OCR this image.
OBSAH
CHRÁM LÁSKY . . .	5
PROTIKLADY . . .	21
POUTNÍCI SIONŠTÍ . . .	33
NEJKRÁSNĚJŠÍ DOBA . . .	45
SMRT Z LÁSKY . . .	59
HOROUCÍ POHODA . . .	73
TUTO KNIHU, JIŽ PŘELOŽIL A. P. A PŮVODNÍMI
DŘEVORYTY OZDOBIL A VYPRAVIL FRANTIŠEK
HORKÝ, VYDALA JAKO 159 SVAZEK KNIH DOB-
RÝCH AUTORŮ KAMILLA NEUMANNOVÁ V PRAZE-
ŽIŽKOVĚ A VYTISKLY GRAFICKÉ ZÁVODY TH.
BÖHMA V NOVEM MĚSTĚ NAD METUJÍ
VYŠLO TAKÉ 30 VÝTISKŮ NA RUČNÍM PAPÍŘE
**********
Copy all of the data exactly.

• [CORRECT RESPONSE]
OCR this image.
OBSAH
CHRÁM LÁSKY . . .	5
PROTIKLADY . . .	21
POUTNÍCI SIONŠTÍ . . .	33
NEJKRÁSNĚJŠÍ DOBA . . .	45
SMRT Z LÁSKY . . .	59
HOROUCÍ POHODA . . .	73
TUTO KNIHU, JIŽ PŘELOŽIL A. P. A PŮVODNÍMI
DŘEVORYTY OZDOBIL A VYPRAVIL FRANTIŠEK
HORKÝ, VYDALA JAKO 159 SVAZEK KNIH DOB-
RÝCH AUTORŮ KAMILLA NEUMANNOVÁ V PRAZE-
ŽIŽKOVĚ A VYTISKLY GRAFICKÉ ZÁVODY TH.
BÖHMA V NOVEM MĚSTĚ NAD METUJÍ
VYŠLO TAKÉ 30 VÝTISKŮ NA RUČNÍM PAPÍŘE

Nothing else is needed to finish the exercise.